Required task ▸ Gather every line from the entries below that includes "TradingView".

----- Records

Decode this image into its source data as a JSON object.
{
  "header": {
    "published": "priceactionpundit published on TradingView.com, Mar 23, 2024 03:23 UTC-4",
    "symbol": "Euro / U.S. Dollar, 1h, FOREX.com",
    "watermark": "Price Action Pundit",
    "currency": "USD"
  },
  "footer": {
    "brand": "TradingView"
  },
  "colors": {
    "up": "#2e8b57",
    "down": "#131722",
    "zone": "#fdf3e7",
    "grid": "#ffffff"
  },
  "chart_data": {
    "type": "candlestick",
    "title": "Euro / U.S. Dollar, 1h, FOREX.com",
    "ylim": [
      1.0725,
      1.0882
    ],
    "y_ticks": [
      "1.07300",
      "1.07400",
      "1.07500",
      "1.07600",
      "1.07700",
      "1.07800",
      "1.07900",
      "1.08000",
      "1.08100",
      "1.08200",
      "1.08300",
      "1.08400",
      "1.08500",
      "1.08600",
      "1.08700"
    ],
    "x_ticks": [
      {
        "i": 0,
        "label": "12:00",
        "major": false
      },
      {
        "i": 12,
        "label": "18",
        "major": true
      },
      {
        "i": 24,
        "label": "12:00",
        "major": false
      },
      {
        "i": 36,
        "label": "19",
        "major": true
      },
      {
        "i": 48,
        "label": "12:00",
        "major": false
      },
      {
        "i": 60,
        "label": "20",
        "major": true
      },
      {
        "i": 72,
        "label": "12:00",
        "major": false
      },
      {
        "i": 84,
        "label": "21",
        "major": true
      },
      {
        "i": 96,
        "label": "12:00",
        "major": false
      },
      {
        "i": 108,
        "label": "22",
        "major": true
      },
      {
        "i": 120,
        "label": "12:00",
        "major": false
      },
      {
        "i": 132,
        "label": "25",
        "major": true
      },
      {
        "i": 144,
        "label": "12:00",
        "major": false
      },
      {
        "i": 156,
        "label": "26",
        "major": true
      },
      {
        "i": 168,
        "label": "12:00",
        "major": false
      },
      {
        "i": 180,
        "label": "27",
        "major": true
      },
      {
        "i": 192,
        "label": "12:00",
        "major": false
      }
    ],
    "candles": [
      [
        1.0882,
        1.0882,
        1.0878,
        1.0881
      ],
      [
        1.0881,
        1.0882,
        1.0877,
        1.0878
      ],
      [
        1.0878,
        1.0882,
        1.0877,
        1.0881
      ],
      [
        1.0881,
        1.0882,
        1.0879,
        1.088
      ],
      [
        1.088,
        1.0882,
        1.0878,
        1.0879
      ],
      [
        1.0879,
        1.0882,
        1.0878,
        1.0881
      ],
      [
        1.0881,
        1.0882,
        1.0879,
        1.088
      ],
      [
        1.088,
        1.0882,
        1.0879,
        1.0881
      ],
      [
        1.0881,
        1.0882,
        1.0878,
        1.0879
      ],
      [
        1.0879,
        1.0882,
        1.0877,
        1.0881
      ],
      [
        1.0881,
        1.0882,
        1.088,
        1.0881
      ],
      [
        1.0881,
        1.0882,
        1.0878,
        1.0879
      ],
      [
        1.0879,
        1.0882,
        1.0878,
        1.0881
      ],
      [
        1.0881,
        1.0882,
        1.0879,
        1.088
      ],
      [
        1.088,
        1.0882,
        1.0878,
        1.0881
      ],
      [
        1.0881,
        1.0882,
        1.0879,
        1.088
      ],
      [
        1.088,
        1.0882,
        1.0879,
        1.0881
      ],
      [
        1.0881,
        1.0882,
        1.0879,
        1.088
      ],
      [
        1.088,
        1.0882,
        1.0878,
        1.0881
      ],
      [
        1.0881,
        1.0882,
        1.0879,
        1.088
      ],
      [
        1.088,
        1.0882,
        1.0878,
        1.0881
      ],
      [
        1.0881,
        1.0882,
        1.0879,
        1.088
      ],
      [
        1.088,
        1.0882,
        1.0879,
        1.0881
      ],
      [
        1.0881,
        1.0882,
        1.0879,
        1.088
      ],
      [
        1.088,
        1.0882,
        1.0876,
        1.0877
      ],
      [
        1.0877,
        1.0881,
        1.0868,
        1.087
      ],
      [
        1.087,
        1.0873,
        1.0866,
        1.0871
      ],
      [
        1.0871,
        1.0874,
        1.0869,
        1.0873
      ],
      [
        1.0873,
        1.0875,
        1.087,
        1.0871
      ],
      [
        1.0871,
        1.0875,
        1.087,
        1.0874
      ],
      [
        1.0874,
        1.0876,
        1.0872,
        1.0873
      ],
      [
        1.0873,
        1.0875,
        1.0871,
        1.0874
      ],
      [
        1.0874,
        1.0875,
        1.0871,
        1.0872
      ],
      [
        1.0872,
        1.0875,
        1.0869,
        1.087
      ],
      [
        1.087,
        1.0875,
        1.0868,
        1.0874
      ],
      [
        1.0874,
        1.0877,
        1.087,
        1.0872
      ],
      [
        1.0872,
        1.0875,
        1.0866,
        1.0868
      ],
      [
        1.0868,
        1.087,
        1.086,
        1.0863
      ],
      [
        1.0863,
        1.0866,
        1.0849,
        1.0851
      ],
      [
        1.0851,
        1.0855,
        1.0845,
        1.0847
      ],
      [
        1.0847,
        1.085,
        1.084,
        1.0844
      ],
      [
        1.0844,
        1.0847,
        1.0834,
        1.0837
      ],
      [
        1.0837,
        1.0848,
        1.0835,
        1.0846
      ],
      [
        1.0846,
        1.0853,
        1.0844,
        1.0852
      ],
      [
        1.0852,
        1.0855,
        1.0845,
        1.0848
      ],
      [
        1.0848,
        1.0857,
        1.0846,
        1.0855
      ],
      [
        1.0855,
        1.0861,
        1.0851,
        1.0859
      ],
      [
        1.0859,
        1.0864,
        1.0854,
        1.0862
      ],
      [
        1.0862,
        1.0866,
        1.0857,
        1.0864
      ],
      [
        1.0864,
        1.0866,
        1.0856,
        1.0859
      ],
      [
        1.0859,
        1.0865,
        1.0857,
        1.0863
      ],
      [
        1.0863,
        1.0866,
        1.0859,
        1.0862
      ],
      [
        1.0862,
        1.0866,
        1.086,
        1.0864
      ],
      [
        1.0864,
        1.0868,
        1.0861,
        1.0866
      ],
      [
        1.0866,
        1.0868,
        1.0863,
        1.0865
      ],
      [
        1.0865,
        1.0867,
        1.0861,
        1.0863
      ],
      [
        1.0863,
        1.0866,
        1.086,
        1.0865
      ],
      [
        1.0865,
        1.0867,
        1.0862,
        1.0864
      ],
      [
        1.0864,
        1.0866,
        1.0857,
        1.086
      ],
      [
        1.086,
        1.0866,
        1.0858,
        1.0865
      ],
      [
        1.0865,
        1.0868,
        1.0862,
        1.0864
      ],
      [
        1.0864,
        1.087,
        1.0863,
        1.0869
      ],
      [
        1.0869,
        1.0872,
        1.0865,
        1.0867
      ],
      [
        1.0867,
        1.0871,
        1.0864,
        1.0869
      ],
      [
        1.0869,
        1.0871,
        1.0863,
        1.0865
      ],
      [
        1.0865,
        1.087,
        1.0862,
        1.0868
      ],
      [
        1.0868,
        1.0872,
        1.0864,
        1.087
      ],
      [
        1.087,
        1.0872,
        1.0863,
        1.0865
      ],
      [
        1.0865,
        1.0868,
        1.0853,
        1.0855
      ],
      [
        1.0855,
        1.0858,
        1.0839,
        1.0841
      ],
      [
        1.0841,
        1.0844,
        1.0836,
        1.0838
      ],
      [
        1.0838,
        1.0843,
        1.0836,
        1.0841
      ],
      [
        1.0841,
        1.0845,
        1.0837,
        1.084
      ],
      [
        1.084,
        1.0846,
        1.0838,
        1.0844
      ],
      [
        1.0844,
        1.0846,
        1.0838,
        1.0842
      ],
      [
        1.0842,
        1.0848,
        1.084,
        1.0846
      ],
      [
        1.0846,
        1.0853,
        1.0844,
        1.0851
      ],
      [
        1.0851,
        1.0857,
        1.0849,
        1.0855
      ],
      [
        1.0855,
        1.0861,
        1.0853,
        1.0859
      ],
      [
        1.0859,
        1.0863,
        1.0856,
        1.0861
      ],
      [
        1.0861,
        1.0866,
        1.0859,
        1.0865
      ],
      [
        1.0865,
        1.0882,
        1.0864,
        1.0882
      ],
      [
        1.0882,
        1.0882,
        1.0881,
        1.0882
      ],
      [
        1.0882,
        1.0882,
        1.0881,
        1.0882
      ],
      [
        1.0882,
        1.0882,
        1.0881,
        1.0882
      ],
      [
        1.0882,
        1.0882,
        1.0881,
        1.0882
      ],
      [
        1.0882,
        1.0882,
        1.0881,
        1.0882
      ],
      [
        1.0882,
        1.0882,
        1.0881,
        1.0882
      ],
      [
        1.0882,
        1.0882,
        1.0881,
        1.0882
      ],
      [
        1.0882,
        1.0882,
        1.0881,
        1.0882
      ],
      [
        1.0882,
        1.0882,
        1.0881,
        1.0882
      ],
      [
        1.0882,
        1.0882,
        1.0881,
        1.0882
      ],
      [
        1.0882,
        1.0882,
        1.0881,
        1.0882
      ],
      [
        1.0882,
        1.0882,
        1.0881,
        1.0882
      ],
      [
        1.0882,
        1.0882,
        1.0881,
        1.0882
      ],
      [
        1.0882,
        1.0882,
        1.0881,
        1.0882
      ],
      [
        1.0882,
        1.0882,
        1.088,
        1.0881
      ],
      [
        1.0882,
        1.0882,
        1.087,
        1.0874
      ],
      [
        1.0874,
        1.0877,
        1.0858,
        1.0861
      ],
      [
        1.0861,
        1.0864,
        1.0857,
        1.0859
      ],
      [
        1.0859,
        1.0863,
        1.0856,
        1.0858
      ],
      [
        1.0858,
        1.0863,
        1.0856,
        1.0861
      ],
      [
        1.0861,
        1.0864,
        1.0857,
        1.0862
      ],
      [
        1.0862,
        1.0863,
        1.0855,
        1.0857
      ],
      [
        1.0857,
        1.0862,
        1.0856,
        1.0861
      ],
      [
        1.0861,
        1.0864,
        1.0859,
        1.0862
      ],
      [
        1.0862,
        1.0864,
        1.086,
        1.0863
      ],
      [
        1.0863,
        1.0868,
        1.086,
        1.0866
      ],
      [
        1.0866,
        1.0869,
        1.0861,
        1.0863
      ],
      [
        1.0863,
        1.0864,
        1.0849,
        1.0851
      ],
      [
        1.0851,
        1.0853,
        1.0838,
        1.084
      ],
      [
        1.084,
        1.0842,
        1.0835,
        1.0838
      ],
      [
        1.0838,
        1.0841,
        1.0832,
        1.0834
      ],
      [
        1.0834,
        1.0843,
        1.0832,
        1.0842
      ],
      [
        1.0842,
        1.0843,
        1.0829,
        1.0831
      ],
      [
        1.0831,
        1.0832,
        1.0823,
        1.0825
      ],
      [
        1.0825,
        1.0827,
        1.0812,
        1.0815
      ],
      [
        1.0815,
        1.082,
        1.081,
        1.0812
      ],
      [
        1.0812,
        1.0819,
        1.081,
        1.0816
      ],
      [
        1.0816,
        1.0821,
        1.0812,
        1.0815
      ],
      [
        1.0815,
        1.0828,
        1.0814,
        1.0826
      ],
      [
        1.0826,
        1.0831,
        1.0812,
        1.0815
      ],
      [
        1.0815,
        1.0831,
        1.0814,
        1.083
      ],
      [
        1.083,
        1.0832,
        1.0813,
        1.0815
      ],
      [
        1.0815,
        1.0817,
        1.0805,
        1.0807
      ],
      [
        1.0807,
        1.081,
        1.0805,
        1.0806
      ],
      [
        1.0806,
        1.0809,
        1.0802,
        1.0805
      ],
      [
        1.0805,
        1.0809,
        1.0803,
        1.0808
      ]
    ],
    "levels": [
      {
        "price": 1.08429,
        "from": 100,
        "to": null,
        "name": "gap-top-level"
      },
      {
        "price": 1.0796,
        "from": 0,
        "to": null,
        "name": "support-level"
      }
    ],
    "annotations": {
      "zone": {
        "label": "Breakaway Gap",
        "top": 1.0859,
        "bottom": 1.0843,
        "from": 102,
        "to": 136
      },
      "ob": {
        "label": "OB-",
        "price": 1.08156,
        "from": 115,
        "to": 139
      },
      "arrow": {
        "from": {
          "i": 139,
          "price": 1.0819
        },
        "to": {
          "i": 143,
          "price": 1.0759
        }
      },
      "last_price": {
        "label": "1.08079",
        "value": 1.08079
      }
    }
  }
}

----------

Answer for the task ▸
    "published": "priceactionpundit published on TradingView.com, Mar 23, 2024 03:23 UTC-4",
    "brand": "TradingView"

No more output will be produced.